━━━ TEKST DO CZYTANIA ━━━

Nowa Unitra
- Zaloguj Zarejestruj się by odpowiadać
Witam serdecznie :)
To mój pierwszy komentarz.
Nawiązując do tej ciekawej dyskusji na temat nowej Unitry, chciałem zauważyć że ta stara Unitra z PRL, była w dużej części oparta o podzespoły produkowane na zagranicznych licencjach.
Więc nie powinno nas dziwić że ta dzisiejsza, będzie w dużej części oparta na podzespołach importowanych :)
Co do ceny to będzie pewnie spora. Ja ostatnio rozglądam się za jakimś zestawem wieżowym i za komplet Onkyo który mnie zainteresował, musiałbym dać ok 6 tysiaków bez gramofonu.
Ja ostatnio rozglądam się za jakimś zestawem wieżowym i za komplet Onkyo który mnie zainteresował, musiałbym dać ok 6 tysiaków bez gramofonu.

━━━ UDOSTĘPNIONE WIERSZE ━━━

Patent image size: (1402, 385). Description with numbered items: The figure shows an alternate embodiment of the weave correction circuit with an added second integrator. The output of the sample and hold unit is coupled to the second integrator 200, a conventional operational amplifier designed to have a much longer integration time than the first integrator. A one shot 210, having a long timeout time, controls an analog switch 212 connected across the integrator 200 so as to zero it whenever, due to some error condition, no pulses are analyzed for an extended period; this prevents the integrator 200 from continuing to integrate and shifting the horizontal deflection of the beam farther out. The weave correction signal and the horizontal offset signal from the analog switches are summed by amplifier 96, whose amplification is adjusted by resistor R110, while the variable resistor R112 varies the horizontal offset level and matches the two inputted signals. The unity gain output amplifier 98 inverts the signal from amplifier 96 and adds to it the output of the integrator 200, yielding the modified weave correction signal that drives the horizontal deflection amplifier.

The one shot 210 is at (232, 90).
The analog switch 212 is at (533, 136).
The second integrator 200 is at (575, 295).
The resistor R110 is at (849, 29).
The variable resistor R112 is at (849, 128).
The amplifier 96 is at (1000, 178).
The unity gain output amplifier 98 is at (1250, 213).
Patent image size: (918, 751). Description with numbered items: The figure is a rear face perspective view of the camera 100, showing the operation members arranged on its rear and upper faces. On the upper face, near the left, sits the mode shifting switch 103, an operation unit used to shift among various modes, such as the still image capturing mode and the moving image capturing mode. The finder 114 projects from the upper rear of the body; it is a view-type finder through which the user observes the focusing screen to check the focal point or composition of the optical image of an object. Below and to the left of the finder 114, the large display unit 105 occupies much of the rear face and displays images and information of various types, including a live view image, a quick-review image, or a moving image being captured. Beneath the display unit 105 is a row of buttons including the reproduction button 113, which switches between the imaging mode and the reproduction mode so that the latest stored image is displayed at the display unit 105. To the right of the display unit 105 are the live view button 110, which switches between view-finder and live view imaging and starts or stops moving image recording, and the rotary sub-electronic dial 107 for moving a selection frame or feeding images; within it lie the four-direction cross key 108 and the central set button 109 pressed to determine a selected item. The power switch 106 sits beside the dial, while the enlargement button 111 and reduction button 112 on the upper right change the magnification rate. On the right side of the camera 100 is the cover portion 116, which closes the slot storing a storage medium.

━━━

#### [ZADANIA DO WYKONANIA]
**a)** W komentarzu o nowej Unitrze zamień „licencjach” na „patentach” we fragmencie, który zaczyna się od słów „Nawiązując do tej”, a kończy na słowach „na zagranicznych licencjach.”. Podaj ten fragment po zmianie.
**b)** Ile według komentarza o nowej Unitrze trzeba by zapłacić za zestaw Onkyo bez gramofonu?

#### [ODPOWIEDZI DO ZADAŃ]
**a)**
Nawiązując do tej ciekawej dyskusji na temat nowej Unitry, chciałem zauważyć że ta stara Unitra z PRL, była w dużej części oparta o podzespoły produkowane na zagranicznych patentach.

**b)** Około 6 tysięcy.